Work required: Write out the blog post's text word for word, from "Best of Matt" up to and including "fairy gets rimmed.".

Passage shown Start Marker

Tuesday, December 22, 2009

Don we now our gay apparel


1. "No, that's not a Yule Log in my pocket, and I am happy to see you."

2. The evening started romantically, but would end in the emergency room with a painful and delicate pinecone extraction.

3. "Come on, stop fussing with the tree and watch Twilight on Blu-Ray with me."

4. "Not a creature was stirring, not even a gerbil. I told you it was too tight in there."

5. Safest bet in the world: Neither one of these guys watched the Giants stomp the Deadskins last night.

Best of molson
Hey! That's not a stocking you are stuffing.

Best of Matt the K
Bobby was such a narcissist, he asked for himself for Christmas.

Best of Army of Dad
Everytime a bell rings in the house a fairy gets rimmed.

Best of Army of Dad
Barney Frank: All I want for Crhistmas is my two twink fags, my two twink fags...

Best of Submariner
Wonder-Twin powers; Activate!

"Shape of a Twink"
"Form of a Twink"

Best of GregMan
"Todd, tell me again how well-hung my ornaments are!"

Best of GregMan
Dancer and Prancer trim the tree.

Best of dadoctah
"Say it again for me: 'I don't want to make toys; I want to be a dentist!'"

Best of sonicfrog
Johnny Storm's "Flame-On" Christmas!

Best of racerboy
Remember, now: the safe word is, "yule log."

38 comments:

Anonymous said...

"Here, hangs these balls."

Vinney

dadoctah said...

"Tonight, what say *you* be Currier and I'll be Ives?"

Mr. Hankey said...

"Don we now our gay apparel?"

blue said...

let's curl up by the fire, look at naked pictures of Obama and Hope we never Change!!

paul said...

When you're done with the tree, go try on the boots I gave you....

molson said...

Passage shown End Marker
Dataset entries Start Marker

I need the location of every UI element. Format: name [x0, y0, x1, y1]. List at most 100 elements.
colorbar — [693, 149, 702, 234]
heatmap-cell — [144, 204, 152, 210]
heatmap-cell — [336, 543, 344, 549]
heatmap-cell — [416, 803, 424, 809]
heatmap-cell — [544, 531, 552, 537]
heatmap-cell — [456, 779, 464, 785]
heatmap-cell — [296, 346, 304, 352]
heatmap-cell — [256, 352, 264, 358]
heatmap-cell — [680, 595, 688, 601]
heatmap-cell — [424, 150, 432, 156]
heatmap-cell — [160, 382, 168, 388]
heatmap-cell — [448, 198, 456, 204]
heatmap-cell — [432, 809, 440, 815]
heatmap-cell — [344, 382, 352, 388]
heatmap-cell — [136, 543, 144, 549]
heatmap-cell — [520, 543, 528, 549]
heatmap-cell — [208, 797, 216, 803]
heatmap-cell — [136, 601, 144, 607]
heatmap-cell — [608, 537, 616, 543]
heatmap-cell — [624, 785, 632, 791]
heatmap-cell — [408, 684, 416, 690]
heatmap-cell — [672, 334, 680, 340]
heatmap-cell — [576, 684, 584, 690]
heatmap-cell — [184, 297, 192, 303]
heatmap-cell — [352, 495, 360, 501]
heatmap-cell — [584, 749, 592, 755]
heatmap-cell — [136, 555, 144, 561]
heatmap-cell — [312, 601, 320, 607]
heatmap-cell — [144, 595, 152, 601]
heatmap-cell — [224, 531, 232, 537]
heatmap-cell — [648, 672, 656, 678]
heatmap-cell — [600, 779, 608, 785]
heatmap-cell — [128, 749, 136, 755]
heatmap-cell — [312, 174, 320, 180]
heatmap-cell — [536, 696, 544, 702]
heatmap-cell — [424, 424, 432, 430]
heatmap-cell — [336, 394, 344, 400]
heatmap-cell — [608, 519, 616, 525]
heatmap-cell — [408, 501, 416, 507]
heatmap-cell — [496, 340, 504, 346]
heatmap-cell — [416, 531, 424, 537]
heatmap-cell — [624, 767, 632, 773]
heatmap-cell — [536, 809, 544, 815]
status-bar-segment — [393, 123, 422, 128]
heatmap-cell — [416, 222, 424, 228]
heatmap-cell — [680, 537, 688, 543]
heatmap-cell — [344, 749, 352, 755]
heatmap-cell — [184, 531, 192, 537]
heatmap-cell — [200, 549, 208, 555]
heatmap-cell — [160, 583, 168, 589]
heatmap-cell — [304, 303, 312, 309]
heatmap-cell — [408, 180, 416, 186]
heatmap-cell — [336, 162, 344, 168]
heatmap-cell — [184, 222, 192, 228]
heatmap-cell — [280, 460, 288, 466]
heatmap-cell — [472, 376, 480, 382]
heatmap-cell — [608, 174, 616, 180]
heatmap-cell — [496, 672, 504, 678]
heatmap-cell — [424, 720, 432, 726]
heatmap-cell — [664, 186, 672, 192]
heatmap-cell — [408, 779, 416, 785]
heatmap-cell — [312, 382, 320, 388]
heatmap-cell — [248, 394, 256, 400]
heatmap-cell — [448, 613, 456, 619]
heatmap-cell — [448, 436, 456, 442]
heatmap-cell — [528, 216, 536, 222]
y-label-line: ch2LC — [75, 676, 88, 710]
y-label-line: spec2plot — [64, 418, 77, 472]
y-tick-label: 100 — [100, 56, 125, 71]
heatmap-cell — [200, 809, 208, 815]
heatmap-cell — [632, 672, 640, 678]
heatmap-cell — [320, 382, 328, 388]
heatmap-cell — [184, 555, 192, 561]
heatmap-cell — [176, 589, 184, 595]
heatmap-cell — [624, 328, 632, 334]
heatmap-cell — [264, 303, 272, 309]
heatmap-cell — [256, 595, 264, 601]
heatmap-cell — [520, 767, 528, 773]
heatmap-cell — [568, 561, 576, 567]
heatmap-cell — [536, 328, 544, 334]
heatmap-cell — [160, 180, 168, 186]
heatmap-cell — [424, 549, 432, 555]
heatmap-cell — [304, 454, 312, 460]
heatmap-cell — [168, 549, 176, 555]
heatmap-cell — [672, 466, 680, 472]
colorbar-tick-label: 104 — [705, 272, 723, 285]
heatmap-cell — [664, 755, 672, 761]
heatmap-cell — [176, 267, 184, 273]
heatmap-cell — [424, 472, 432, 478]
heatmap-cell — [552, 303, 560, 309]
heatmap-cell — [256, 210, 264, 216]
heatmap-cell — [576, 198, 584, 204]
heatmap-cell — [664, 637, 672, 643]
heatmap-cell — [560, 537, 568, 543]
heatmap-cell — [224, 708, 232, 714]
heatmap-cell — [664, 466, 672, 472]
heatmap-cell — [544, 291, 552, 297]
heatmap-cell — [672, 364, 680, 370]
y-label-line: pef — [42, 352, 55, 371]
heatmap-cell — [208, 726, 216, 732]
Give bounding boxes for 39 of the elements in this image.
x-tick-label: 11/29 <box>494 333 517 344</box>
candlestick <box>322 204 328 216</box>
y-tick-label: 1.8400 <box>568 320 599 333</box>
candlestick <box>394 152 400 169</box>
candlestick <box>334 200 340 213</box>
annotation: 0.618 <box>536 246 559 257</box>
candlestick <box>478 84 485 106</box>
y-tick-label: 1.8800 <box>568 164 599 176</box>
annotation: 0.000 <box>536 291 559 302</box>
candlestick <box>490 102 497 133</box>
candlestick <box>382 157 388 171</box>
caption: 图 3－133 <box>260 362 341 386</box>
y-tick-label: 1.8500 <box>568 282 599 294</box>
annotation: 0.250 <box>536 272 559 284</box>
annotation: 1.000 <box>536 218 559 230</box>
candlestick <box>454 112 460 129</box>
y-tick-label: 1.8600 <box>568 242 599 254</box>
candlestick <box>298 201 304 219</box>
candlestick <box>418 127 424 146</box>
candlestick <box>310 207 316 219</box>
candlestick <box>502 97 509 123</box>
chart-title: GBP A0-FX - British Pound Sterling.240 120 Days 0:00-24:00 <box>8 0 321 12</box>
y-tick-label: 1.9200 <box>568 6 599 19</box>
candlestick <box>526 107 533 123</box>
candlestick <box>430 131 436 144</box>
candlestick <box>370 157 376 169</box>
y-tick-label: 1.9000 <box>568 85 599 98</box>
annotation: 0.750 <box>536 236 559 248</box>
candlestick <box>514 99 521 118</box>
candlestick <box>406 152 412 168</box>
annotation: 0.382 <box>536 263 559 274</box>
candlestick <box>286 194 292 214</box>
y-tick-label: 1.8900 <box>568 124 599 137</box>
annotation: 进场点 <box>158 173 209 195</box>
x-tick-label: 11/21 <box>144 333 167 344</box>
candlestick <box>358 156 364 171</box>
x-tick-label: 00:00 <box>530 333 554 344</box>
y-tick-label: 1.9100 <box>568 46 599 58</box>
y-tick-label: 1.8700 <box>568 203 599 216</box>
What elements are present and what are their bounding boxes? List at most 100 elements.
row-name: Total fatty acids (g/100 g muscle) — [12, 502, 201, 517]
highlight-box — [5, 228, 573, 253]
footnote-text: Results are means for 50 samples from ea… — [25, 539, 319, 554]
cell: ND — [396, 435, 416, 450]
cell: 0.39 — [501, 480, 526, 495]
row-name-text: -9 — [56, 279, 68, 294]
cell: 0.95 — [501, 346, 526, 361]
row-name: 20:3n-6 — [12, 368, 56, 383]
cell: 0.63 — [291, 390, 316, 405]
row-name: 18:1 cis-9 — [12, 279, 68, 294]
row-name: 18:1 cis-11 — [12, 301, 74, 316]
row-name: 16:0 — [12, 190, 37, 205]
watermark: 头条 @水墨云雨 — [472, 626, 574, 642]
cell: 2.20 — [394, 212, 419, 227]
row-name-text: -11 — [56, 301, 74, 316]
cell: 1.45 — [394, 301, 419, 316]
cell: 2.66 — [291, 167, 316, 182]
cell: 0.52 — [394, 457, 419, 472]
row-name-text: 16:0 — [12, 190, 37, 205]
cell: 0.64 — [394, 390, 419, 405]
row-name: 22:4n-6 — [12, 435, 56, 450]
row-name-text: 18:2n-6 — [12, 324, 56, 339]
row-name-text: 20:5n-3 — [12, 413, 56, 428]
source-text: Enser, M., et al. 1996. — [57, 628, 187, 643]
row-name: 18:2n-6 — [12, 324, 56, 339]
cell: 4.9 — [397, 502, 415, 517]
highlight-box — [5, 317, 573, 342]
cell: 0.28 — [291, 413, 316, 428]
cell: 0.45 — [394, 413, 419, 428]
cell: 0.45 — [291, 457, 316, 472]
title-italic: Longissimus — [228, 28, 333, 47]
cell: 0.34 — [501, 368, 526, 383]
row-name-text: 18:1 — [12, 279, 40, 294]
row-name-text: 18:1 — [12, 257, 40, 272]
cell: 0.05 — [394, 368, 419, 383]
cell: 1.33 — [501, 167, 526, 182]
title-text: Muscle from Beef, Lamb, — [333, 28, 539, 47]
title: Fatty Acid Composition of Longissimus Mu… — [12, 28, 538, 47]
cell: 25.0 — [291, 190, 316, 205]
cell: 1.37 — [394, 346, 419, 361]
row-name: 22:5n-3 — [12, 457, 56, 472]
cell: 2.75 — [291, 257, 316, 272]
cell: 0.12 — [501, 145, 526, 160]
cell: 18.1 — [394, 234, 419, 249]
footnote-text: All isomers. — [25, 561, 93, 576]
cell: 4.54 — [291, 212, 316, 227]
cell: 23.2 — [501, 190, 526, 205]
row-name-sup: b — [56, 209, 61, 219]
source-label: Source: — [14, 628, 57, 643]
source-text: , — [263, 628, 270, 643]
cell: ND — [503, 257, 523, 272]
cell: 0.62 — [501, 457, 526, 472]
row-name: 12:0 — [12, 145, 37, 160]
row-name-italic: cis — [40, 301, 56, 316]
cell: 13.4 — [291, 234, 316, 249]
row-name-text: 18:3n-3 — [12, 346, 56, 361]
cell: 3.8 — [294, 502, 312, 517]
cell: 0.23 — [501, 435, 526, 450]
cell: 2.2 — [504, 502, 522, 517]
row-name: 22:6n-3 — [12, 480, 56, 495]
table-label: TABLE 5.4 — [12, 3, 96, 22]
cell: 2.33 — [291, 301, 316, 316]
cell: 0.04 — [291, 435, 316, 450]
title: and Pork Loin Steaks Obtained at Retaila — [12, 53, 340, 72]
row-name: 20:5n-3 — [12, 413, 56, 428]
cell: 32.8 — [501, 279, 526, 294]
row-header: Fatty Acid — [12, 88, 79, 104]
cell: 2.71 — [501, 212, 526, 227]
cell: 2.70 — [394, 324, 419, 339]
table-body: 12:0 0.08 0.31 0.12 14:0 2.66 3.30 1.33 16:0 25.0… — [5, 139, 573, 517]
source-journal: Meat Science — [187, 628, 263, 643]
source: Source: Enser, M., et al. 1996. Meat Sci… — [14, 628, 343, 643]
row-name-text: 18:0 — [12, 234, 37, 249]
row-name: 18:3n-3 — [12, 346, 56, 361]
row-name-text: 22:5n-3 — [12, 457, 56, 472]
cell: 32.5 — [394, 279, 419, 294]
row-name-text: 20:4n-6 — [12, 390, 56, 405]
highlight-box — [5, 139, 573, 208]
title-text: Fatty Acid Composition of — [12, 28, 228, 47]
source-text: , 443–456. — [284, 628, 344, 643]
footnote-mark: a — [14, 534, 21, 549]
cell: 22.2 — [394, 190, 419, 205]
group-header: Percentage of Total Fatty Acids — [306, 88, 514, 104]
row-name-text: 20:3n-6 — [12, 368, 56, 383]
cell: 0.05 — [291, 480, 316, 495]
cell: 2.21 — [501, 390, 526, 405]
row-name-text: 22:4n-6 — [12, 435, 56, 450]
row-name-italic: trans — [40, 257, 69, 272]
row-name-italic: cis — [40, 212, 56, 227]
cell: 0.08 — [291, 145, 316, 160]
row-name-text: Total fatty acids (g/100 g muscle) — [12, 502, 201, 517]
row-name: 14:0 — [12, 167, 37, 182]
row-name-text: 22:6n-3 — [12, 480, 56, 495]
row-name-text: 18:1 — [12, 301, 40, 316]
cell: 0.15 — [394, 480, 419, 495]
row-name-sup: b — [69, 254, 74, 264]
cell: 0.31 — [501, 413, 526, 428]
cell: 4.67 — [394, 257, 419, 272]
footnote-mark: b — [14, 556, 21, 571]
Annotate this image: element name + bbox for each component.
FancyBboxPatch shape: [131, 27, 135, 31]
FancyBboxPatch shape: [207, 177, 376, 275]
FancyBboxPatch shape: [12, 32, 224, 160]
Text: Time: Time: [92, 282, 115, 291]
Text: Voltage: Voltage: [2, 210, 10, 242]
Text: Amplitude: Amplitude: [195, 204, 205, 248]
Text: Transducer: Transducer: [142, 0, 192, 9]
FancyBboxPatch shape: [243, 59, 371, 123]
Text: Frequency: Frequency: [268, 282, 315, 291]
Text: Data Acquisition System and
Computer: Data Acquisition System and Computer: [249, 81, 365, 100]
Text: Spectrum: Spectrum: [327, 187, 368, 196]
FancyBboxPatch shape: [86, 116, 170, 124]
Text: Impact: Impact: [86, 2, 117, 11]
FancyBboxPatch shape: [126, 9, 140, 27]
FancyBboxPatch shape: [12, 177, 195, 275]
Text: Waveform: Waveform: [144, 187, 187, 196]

Dataset entries End Marker

Answer section:
Best of Matt the K
Bobby was such a narcissist, he asked for himself for Christmas.

Best of Army of Dad
Everytime a bell rings in the house a fairy gets rimmed.